> **What is expected**
Find each line holding the word "売買指示" and give the number of such lines, nothing else.

(begin)

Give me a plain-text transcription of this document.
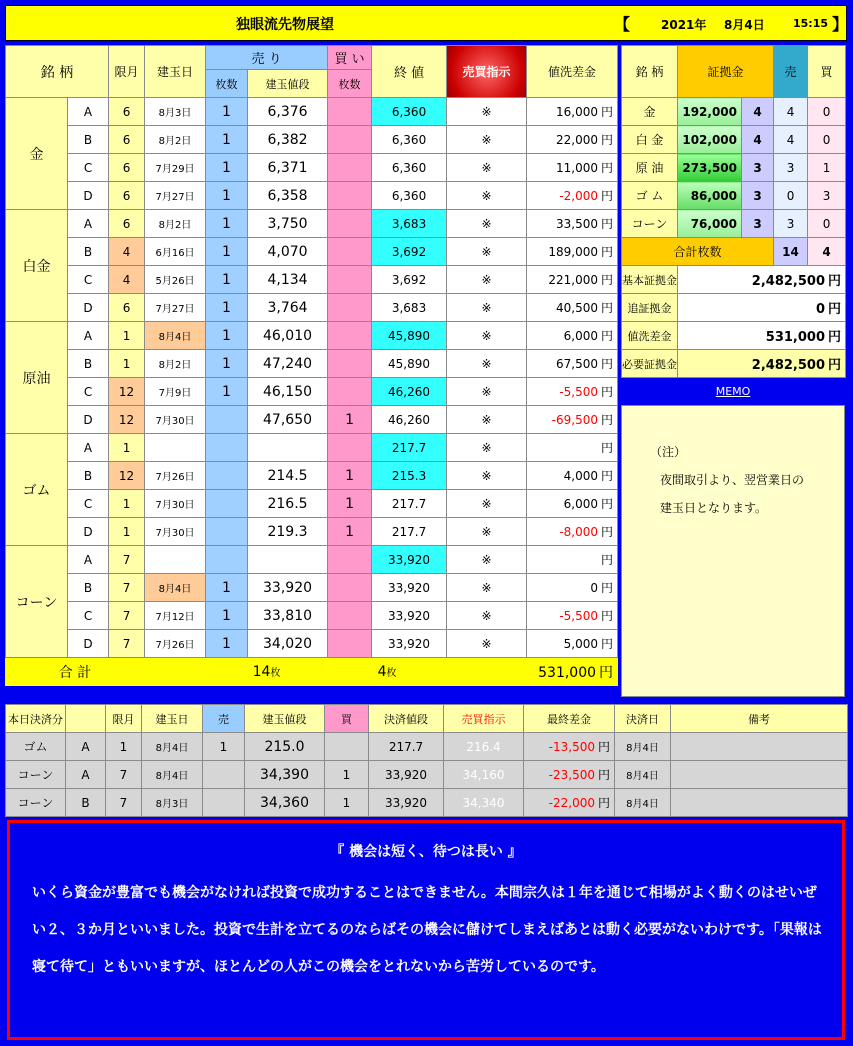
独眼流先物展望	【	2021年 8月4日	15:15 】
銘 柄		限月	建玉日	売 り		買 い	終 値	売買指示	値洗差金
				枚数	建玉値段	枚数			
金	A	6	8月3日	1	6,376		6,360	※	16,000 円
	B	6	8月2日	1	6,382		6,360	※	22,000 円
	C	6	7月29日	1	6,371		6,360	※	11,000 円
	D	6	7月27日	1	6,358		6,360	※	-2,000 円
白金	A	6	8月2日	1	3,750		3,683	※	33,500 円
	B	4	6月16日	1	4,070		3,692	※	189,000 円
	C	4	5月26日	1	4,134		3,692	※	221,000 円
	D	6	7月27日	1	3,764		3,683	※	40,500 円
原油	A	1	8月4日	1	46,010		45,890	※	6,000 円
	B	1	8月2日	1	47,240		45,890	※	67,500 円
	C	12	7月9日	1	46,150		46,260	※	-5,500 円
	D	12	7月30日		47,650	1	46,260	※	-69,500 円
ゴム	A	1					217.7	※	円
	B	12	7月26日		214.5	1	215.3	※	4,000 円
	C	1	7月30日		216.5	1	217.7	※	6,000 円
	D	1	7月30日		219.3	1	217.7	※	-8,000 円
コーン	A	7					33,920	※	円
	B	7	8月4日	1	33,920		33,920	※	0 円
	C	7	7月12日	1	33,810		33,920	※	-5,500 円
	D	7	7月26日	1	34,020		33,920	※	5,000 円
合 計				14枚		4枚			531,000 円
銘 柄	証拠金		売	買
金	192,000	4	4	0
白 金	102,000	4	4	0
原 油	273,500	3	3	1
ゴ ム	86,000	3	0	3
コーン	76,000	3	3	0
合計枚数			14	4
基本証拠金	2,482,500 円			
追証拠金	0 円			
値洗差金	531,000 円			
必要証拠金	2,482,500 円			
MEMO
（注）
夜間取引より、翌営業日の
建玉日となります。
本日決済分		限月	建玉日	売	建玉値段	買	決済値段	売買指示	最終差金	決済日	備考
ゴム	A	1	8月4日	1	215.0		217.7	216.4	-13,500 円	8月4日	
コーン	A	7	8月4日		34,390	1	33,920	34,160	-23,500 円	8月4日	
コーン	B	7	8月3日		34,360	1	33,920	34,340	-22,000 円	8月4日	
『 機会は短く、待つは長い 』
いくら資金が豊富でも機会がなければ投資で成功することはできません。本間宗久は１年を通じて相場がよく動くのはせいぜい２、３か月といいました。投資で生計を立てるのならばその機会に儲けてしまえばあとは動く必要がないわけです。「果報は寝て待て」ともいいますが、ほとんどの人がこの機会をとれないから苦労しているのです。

(end)

> **Task output**
2